------ RECORDS SUPPLIED ------

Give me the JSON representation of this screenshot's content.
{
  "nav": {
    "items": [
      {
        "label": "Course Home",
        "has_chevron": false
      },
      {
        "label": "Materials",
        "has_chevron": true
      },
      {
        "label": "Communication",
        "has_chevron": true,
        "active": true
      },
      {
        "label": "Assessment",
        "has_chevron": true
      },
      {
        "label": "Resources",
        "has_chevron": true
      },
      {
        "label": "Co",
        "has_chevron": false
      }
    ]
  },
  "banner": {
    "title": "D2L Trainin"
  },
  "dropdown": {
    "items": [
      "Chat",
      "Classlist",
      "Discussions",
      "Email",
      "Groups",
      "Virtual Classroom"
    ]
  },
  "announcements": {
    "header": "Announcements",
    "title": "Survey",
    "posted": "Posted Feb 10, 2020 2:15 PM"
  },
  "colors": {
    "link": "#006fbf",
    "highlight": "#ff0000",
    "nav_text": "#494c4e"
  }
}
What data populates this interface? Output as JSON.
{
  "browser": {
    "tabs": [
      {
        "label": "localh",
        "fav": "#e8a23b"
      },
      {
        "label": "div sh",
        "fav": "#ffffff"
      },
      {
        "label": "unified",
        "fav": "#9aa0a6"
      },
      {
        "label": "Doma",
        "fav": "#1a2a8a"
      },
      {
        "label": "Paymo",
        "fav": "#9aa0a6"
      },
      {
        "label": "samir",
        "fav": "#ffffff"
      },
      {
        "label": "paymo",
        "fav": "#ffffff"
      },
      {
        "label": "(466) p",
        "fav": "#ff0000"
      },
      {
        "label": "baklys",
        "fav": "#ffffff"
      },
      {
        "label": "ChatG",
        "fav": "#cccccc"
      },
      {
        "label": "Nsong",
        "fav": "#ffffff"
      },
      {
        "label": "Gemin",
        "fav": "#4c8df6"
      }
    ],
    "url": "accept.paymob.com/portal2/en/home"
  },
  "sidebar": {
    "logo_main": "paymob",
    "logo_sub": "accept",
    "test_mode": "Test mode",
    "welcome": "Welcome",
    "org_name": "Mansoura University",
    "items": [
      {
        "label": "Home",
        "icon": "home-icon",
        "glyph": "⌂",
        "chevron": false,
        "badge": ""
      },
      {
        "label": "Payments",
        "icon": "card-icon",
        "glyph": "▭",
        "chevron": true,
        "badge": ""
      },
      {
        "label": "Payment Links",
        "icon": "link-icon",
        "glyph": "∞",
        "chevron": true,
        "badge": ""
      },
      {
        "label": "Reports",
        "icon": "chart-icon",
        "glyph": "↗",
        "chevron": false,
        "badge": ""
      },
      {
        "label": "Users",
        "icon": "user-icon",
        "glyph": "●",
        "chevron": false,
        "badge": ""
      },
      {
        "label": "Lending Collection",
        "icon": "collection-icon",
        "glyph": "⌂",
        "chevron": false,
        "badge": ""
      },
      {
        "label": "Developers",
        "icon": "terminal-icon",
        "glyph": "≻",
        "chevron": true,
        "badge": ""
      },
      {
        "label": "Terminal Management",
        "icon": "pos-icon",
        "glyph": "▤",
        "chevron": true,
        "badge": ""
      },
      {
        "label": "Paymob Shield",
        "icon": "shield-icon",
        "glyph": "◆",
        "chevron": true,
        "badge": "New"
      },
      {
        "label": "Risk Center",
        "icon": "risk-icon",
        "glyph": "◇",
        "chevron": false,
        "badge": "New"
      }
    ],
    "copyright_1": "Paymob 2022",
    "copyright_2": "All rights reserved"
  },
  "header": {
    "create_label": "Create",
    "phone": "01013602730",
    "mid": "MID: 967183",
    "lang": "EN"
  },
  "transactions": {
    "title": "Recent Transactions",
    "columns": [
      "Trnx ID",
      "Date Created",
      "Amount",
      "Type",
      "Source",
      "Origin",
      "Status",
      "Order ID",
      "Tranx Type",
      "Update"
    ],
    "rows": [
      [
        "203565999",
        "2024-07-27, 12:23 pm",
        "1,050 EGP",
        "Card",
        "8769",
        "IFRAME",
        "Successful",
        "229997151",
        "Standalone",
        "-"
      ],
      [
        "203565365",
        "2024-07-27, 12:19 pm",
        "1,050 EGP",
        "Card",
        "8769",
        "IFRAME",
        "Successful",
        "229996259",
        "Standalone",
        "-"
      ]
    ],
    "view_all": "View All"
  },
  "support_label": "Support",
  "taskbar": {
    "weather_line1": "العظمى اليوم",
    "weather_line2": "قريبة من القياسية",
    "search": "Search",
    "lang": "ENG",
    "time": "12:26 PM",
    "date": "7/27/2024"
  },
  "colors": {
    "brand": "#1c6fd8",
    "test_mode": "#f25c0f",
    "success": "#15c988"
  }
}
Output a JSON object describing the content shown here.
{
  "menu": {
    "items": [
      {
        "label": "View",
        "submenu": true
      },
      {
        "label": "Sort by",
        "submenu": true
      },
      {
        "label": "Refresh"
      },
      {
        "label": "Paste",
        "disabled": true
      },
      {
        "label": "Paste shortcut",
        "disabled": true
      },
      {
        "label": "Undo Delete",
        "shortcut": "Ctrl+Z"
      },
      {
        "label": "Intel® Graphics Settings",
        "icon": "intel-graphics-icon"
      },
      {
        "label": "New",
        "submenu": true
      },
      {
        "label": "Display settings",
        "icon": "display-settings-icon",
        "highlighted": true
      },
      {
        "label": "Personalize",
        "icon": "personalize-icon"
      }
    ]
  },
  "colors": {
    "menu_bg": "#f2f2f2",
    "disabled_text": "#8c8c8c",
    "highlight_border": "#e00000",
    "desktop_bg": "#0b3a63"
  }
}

------

# GOAL:
Using the entries above, return each line in which the word "accept" occurs.

# EXERCISE SOLUTION:
    "url": "accept.paymob.com/portal2/en/home"
    "logo_sub": "accept",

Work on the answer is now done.